• [Task description]
Skip any picture you find and retype all the remaining lines exactly.

• [Input material]
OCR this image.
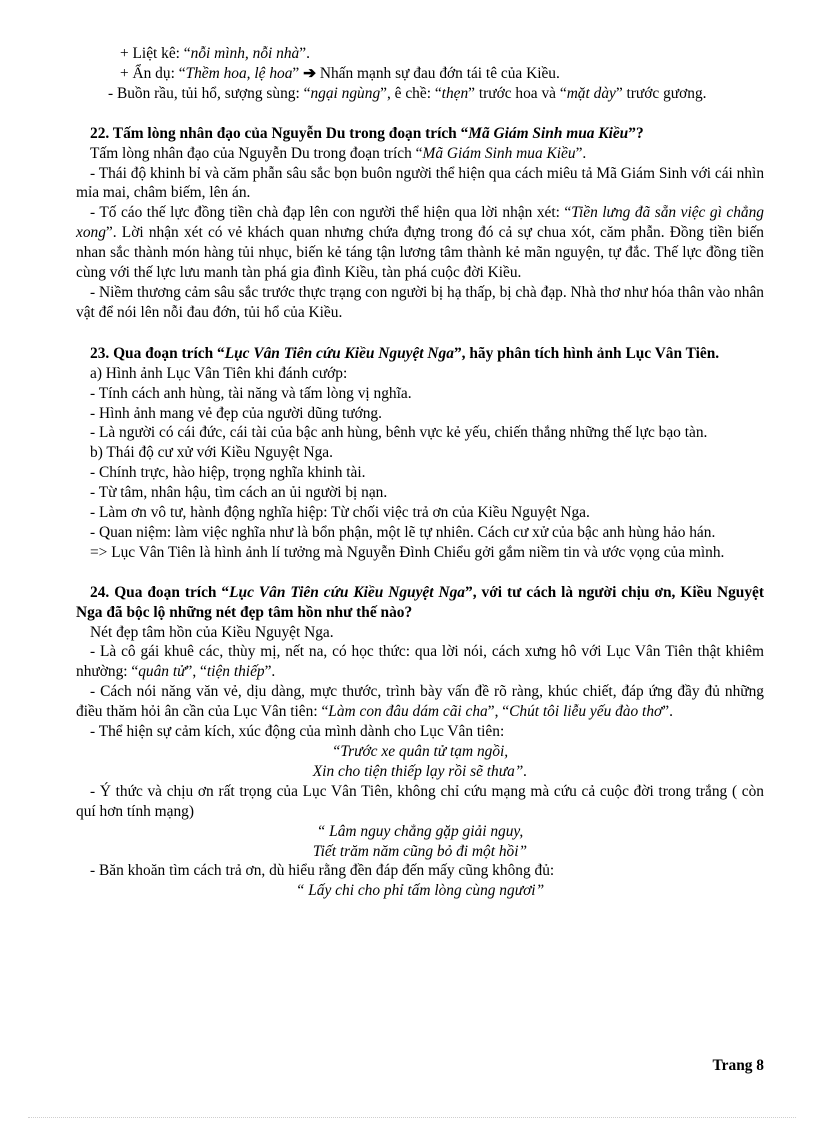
+ Liệt kê: “nỗi mình, nỗi nhà”.

+ Ẩn dụ: “Thềm hoa, lệ hoa” ➔ Nhấn mạnh sự đau đớn tái tê của Kiều.

- Buồn rầu, tủi hổ, sượng sùng: “ngại ngùng”, ê chề: “thẹn” trước hoa và “mặt dày” trước gương.

22. Tấm lòng nhân đạo của Nguyễn Du trong đoạn trích “Mã Giám Sinh mua Kiều”?

Tấm lòng nhân đạo của Nguyễn Du trong đoạn trích “Mã Giám Sinh mua Kiều”.

- Thái độ khinh bỉ và căm phẫn sâu sắc bọn buôn người thể hiện qua cách miêu tả Mã Giám Sinh với cái nhìn mỉa mai, châm biếm, lên án.

- Tố cáo thế lực đồng tiền chà đạp lên con người thể hiện qua lời nhận xét: “Tiền lưng đã sẵn việc gì chẳng xong”. Lời nhận xét có vẻ khách quan nhưng chứa đựng trong đó cả sự chua xót, căm phẫn. Đồng tiền biến nhan sắc thành món hàng tủi nhục, biến kẻ táng tận lương tâm thành kẻ mãn nguyện, tự đắc. Thế lực đồng tiền cùng với thế lực lưu manh tàn phá gia đình Kiều, tàn phá cuộc đời Kiều.

- Niềm thương cảm sâu sắc trước thực trạng con người bị hạ thấp, bị chà đạp. Nhà thơ như hóa thân vào nhân vật để nói lên nỗi đau đớn, tủi hổ của Kiều.

23. Qua đoạn trích “Lục Vân Tiên cứu Kiều Nguyệt Nga”, hãy phân tích hình ảnh Lục Vân Tiên.

a) Hình ảnh Lục Vân Tiên khi đánh cướp:

- Tính cách anh hùng, tài năng và tấm lòng vị nghĩa.

- Hình ảnh mang vẻ đẹp của người dũng tướng.

- Là người có cái đức, cái tài của bậc anh hùng, bênh vực kẻ yếu, chiến thắng những thế lực bạo tàn.

b) Thái độ cư xử với Kiều Nguyệt Nga.

- Chính trực, hào hiệp, trọng nghĩa khinh tài.

- Từ tâm, nhân hậu, tìm cách an ủi người bị nạn.

- Làm ơn vô tư, hành động nghĩa hiệp: Từ chối việc trả ơn của Kiều Nguyệt Nga.

- Quan niệm: làm việc nghĩa như là bổn phận, một lẽ tự nhiên. Cách cư xử của bậc anh hùng hảo hán.

=> Lục Vân Tiên là hình ảnh lí tưởng mà Nguyễn Đình Chiểu gởi gắm niềm tin và ước vọng của mình.

24. Qua đoạn trích “Lục Vân Tiên cứu Kiều Nguyệt Nga”, với tư cách là người chịu ơn, Kiều Nguyệt Nga đã bộc lộ những nét đẹp tâm hồn như thế nào?

Nét đẹp tâm hồn của Kiều Nguyệt Nga.

- Là cô gái khuê các, thùy mị, nết na, có học thức: qua lời nói, cách xưng hô với Lục Vân Tiên thật khiêm nhường: “quân tử”, “tiện thiếp”.

- Cách nói năng văn vẻ, dịu dàng, mực thước, trình bày vấn đề rõ ràng, khúc chiết, đáp ứng đầy đủ những điều thăm hỏi ân cần của Lục Vân tiên: “Làm con đâu dám cãi cha”, “Chút tôi liễu yếu đào thơ”.

- Thể hiện sự cảm kích, xúc động của mình dành cho Lục Vân tiên:

“Trước xe quân tử tạm ngồi,

Xin cho tiện thiếp lạy rồi sẽ thưa”.

- Ý thức và chịu ơn rất trọng của Lục Vân Tiên, không chỉ cứu mạng mà cứu cả cuộc đời trong trắng ( còn quí hơn tính mạng)

“ Lâm nguy chẳng gặp giải nguy,

Tiết trăm năm cũng bỏ đi một hồi”

- Băn khoăn tìm cách trả ơn, dù hiểu rằng đền đáp đến mấy cũng không đủ:

“ Lấy chi cho phỉ tấm lòng cùng ngươi”

Trang 8
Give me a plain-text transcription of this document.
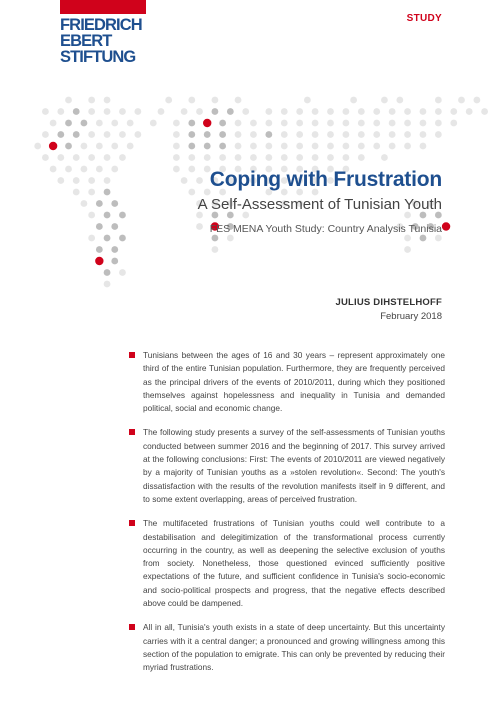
FRIEDRICH
EBERT
STIFTUNG
STUDY
Coping with Frustration
A Self-Assessment of Tunisian Youth
FES MENA Youth Study: Country Analysis Tunisia
JULIUS DIHSTELHOFF
February 2018
Tunisians between the ages of 16 and 30 years – represent approximately one third of the entire Tunisian population. Furthermore, they are frequently perceived as the principal drivers of the events of 2010/2011, during which they positioned themselves against hopelessness and inequality in Tunisia and demanded political, social and economic change.
The following study presents a survey of the self-assessments of Tunisian youths conducted between summer 2016 and the beginning of 2017. This survey arrived at the following conclusions: First: The events of 2010/2011 are viewed negatively by a majority of Tunisian youths as a »stolen revolution«. Second: The youth's dissatisfaction with the results of the revolution manifests itself in 9 different, and to some extent overlapping, areas of perceived frustration.
The multifaceted frustrations of Tunisian youths could well contribute to a destabilisation and delegitimization of the transformational process currently occurring in the country, as well as deepening the selective exclusion of youths from society. Nonetheless, those questioned evinced sufficiently positive expectations of the future, and sufficient confidence in Tunisia's socio-economic and socio-political prospects and progress, that the negative effects described above could be dampened.
All in all, Tunisia's youth exists in a state of deep uncertainty. But this uncertainty carries with it a central danger; a pronounced and growing willingness among this section of the population to emigrate. This can only be prevented by reducing their myriad frustrations.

• [Exercise response]
OCR this image.
+ Liệt kê: “nỗi mình, nỗi nhà”.

+ Ẩn dụ: “Thềm hoa, lệ hoa” ➔ Nhấn mạnh sự đau đớn tái tê của Kiều.

- Buồn rầu, tủi hổ, sượng sùng: “ngại ngùng”, ê chề: “thẹn” trước hoa và “mặt dày” trước gương.

22. Tấm lòng nhân đạo của Nguyễn Du trong đoạn trích “Mã Giám Sinh mua Kiều”?

Tấm lòng nhân đạo của Nguyễn Du trong đoạn trích “Mã Giám Sinh mua Kiều”.

- Thái độ khinh bỉ và căm phẫn sâu sắc bọn buôn người thể hiện qua cách miêu tả Mã Giám Sinh với cái nhìn mỉa mai, châm biếm, lên án.

- Tố cáo thế lực đồng tiền chà đạp lên con người thể hiện qua lời nhận xét: “Tiền lưng đã sẵn việc gì chẳng xong”. Lời nhận xét có vẻ khách quan nhưng chứa đựng trong đó cả sự chua xót, căm phẫn. Đồng tiền biến nhan sắc thành món hàng tủi nhục, biến kẻ táng tận lương tâm thành kẻ mãn nguyện, tự đắc. Thế lực đồng tiền cùng với thế lực lưu manh tàn phá gia đình Kiều, tàn phá cuộc đời Kiều.

- Niềm thương cảm sâu sắc trước thực trạng con người bị hạ thấp, bị chà đạp. Nhà thơ như hóa thân vào nhân vật để nói lên nỗi đau đớn, tủi hổ của Kiều.

23. Qua đoạn trích “Lục Vân Tiên cứu Kiều Nguyệt Nga”, hãy phân tích hình ảnh Lục Vân Tiên.

a) Hình ảnh Lục Vân Tiên khi đánh cướp:

- Tính cách anh hùng, tài năng và tấm lòng vị nghĩa.

- Hình ảnh mang vẻ đẹp của người dũng tướng.

- Là người có cái đức, cái tài của bậc anh hùng, bênh vực kẻ yếu, chiến thắng những thế lực bạo tàn.

b) Thái độ cư xử với Kiều Nguyệt Nga.

- Chính trực, hào hiệp, trọng nghĩa khinh tài.

- Từ tâm, nhân hậu, tìm cách an ủi người bị nạn.

- Làm ơn vô tư, hành động nghĩa hiệp: Từ chối việc trả ơn của Kiều Nguyệt Nga.

- Quan niệm: làm việc nghĩa như là bổn phận, một lẽ tự nhiên. Cách cư xử của bậc anh hùng hảo hán.

=> Lục Vân Tiên là hình ảnh lí tưởng mà Nguyễn Đình Chiểu gởi gắm niềm tin và ước vọng của mình.

24. Qua đoạn trích “Lục Vân Tiên cứu Kiều Nguyệt Nga”, với tư cách là người chịu ơn, Kiều Nguyệt Nga đã bộc lộ những nét đẹp tâm hồn như thế nào?

Nét đẹp tâm hồn của Kiều Nguyệt Nga.

- Là cô gái khuê các, thùy mị, nết na, có học thức: qua lời nói, cách xưng hô với Lục Vân Tiên thật khiêm nhường: “quân tử”, “tiện thiếp”.

- Cách nói năng văn vẻ, dịu dàng, mực thước, trình bày vấn đề rõ ràng, khúc chiết, đáp ứng đầy đủ những điều thăm hỏi ân cần của Lục Vân tiên: “Làm con đâu dám cãi cha”, “Chút tôi liễu yếu đào thơ”.

- Thể hiện sự cảm kích, xúc động của mình dành cho Lục Vân tiên:

“Trước xe quân tử tạm ngồi,

Xin cho tiện thiếp lạy rồi sẽ thưa”.

- Ý thức và chịu ơn rất trọng của Lục Vân Tiên, không chỉ cứu mạng mà cứu cả cuộc đời trong trắng ( còn quí hơn tính mạng)

“ Lâm nguy chẳng gặp giải nguy,

Tiết trăm năm cũng bỏ đi một hồi”

- Băn khoăn tìm cách trả ơn, dù hiểu rằng đền đáp đến mấy cũng không đủ:

“ Lấy chi cho phỉ tấm lòng cùng ngươi”

Trang 8
Give me a plain-text transcription of this document.
FRIEDRICH
EBERT
STIFTUNG
STUDY
Coping with Frustration
A Self-Assessment of Tunisian Youth
FES MENA Youth Study: Country Analysis Tunisia
JULIUS DIHSTELHOFF
February 2018
Tunisians between the ages of 16 and 30 years – represent approximately one third of the entire Tunisian population. Furthermore, they are frequently perceived as the principal drivers of the events of 2010/2011, during which they positioned themselves against hopelessness and inequality in Tunisia and demanded political, social and economic change.
The following study presents a survey of the self-assessments of Tunisian youths conducted between summer 2016 and the beginning of 2017. This survey arrived at the following conclusions: First: The events of 2010/2011 are viewed negatively by a majority of Tunisian youths as a »stolen revolution«. Second: The youth's dissatisfaction with the results of the revolution manifests itself in 9 different, and to some extent overlapping, areas of perceived frustration.
The multifaceted frustrations of Tunisian youths could well contribute to a destabilisation and delegitimization of the transformational process currently occurring in the country, as well as deepening the selective exclusion of youths from society. Nonetheless, those questioned evinced sufficiently positive expectations of the future, and sufficient confidence in Tunisia's socio-economic and socio-political prospects and progress, that the negative effects described above could be dampened.
All in all, Tunisia's youth exists in a state of deep uncertainty. But this uncertainty carries with it a central danger; a pronounced and growing willingness among this section of the population to emigrate. This can only be prevented by reducing their myriad frustrations.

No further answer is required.